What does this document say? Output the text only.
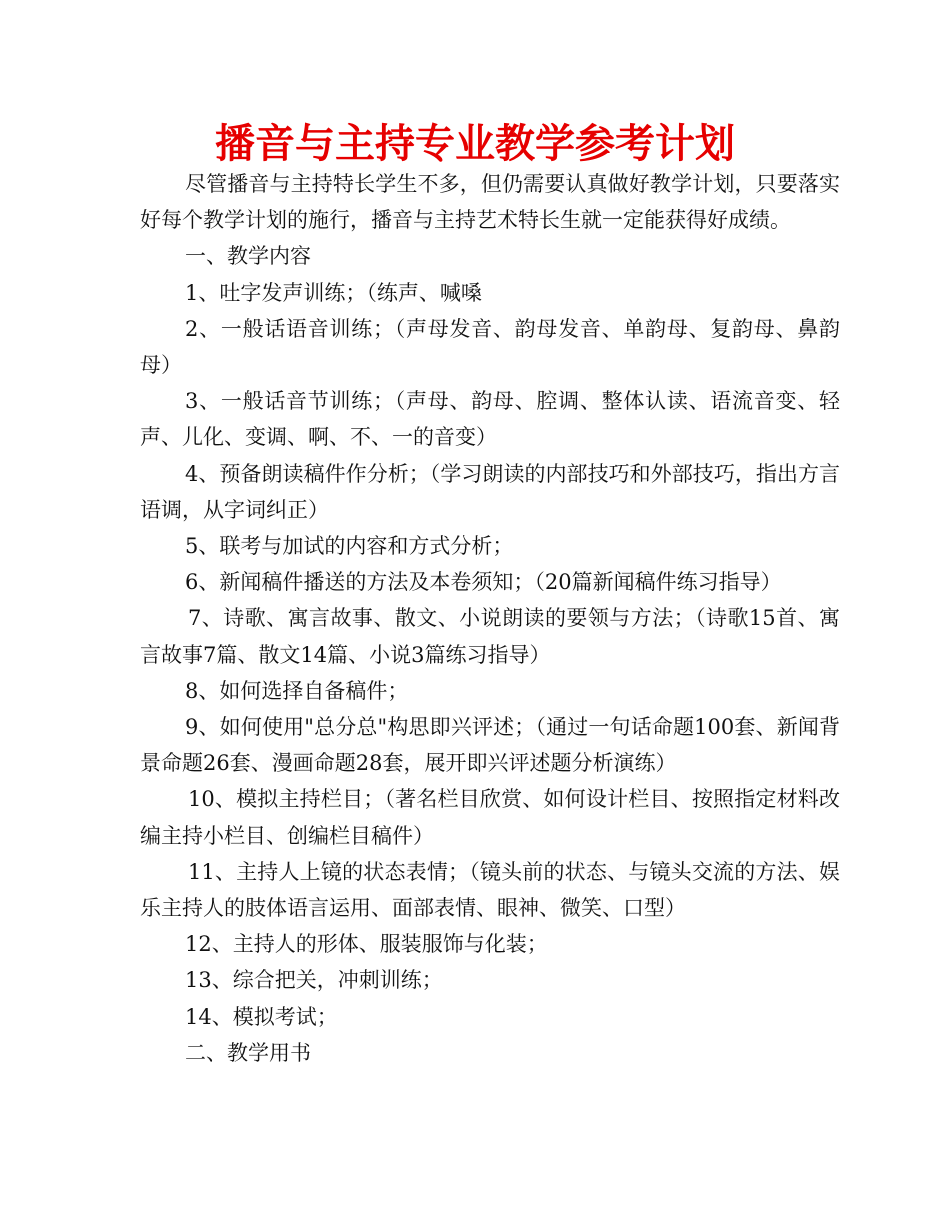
播音与主持专业教学参考计划

尽管播音与主持特长学生不多，但仍需要认真做好教学计划，只要落实好每个教学计划的施行，播音与主持艺术特长生就一定能获得好成绩。

一、教学内容

1、吐字发声训练；（练声、喊嗓

2、一般话语音训练；（声母发音、韵母发音、单韵母、复韵母、鼻韵母）

3、一般话音节训练；（声母、韵母、腔调、整体认读、语流音变、轻声、儿化、变调、啊、不、一的音变）

4、预备朗读稿件作分析；（学习朗读的内部技巧和外部技巧，指出方言语调，从字词纠正）

5、联考与加试的内容和方式分析；

6、新闻稿件播送的方法及本卷须知；（20篇新闻稿件练习指导）

7、诗歌、寓言故事、散文、小说朗读的要领与方法；（诗歌15首、寓言故事7篇、散文14篇、小说3篇练习指导）

8、如何选择自备稿件；

9、如何使用"总分总"构思即兴评述；（通过一句话命题100套、新闻背景命题26套、漫画命题28套，展开即兴评述题分析演练）

10、模拟主持栏目；（著名栏目欣赏、如何设计栏目、按照指定材料改编主持小栏目、创编栏目稿件）

11、主持人上镜的状态表情；（镜头前的状态、与镜头交流的方法、娱乐主持人的肢体语言运用、面部表情、眼神、微笑、口型）

12、主持人的形体、服装服饰与化装；

13、综合把关，冲刺训练；

14、模拟考试；

二、教学用书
-- -- --
The records above must be printed exactly; the pictures stay out.

What does this document say? Output the text only.
播音与主持专业教学参考计划

尽管播音与主持特长学生不多，但仍需要认真做好教学计划，只要落实好每个教学计划的施行，播音与主持艺术特长生就一定能获得好成绩。

一、教学内容

1、吐字发声训练；（练声、喊嗓

2、一般话语音训练；（声母发音、韵母发音、单韵母、复韵母、鼻韵母）

3、一般话音节训练；（声母、韵母、腔调、整体认读、语流音变、轻声、儿化、变调、啊、不、一的音变）

4、预备朗读稿件作分析；（学习朗读的内部技巧和外部技巧，指出方言语调，从字词纠正）

5、联考与加试的内容和方式分析；

6、新闻稿件播送的方法及本卷须知；（20篇新闻稿件练习指导）

7、诗歌、寓言故事、散文、小说朗读的要领与方法；（诗歌15首、寓言故事7篇、散文14篇、小说3篇练习指导）

8、如何选择自备稿件；

9、如何使用"总分总"构思即兴评述；（通过一句话命题100套、新闻背景命题26套、漫画命题28套，展开即兴评述题分析演练）

10、模拟主持栏目；（著名栏目欣赏、如何设计栏目、按照指定材料改编主持小栏目、创编栏目稿件）

11、主持人上镜的状态表情；（镜头前的状态、与镜头交流的方法、娱乐主持人的肢体语言运用、面部表情、眼神、微笑、口型）

12、主持人的形体、服装服饰与化装；

13、综合把关，冲刺训练；

14、模拟考试；

二、教学用书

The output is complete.